[INSTRUCTIONS FOR THE TASK]:
Look through the material and tally each line bearing the word "QUANTOFIX". Give only the total.

[DATA SHOWN]:
========================================================================

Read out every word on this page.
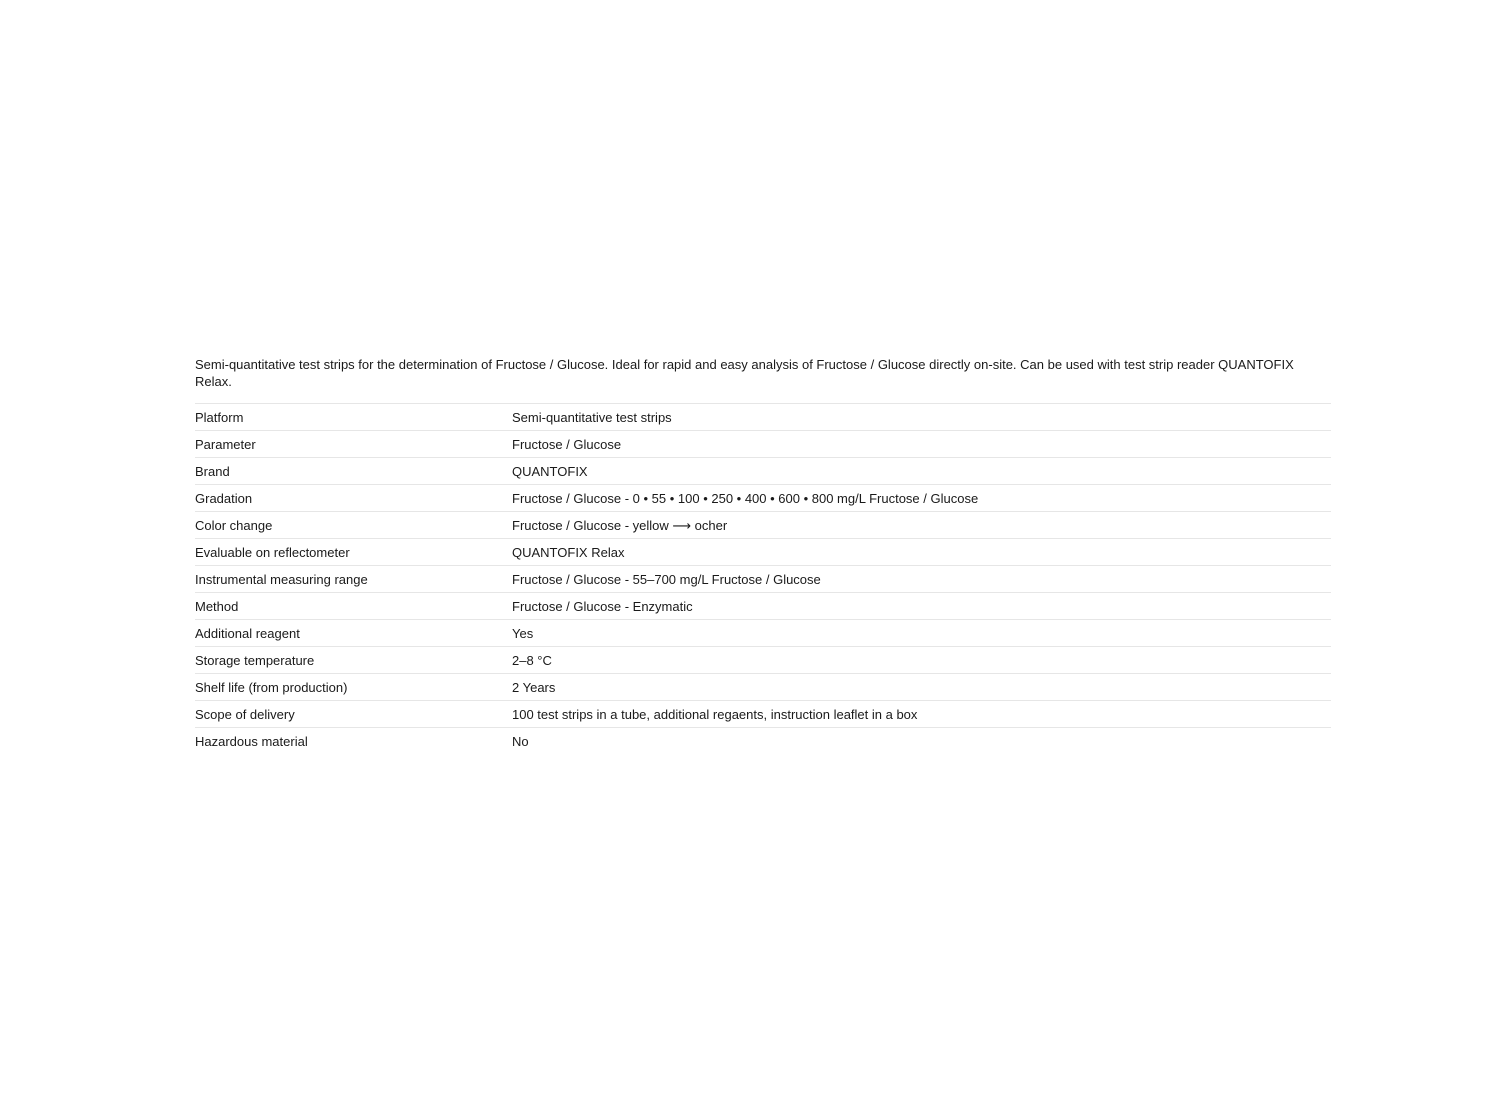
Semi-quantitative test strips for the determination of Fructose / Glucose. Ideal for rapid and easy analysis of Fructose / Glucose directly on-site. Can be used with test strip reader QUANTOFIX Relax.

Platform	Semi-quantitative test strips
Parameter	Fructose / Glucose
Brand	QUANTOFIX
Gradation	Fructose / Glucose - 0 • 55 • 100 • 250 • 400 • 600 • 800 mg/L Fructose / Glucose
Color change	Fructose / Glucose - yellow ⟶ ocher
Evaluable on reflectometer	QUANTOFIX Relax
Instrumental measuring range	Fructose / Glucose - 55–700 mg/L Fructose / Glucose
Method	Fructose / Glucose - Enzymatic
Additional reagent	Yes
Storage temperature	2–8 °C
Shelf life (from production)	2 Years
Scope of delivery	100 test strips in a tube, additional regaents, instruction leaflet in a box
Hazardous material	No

========================================================================

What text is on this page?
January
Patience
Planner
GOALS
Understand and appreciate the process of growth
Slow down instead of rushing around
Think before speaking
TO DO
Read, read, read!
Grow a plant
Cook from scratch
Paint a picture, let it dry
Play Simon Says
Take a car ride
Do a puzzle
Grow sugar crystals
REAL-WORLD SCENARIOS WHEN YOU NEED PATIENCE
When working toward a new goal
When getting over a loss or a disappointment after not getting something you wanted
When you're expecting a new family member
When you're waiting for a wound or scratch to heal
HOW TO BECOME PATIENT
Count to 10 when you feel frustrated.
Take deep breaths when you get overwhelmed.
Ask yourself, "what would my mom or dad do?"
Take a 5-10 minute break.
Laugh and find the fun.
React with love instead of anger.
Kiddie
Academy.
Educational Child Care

========================================================================

[THE RESULT]:
3